The request
For the entries that follow, state how many lines include the word "taskbar", giving the number and nothing else.

----- Given data

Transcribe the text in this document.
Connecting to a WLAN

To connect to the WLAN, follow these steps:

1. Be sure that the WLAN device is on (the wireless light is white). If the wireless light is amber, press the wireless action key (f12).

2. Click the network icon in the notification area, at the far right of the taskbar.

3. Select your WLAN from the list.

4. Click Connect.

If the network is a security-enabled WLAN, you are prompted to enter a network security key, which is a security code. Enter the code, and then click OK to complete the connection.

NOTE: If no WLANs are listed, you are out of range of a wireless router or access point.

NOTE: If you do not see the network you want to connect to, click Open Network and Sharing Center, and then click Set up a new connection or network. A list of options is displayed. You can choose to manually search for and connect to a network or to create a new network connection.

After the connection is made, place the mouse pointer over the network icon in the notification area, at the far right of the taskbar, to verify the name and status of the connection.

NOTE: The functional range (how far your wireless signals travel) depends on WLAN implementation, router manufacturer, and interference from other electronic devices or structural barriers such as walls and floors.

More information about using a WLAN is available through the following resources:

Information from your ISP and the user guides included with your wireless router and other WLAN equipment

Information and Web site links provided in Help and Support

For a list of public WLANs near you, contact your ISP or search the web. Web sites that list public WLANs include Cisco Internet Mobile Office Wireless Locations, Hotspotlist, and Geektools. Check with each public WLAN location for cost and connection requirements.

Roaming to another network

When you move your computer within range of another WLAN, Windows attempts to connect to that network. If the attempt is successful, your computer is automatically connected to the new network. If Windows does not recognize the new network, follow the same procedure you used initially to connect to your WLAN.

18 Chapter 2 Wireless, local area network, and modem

----------

The reply
2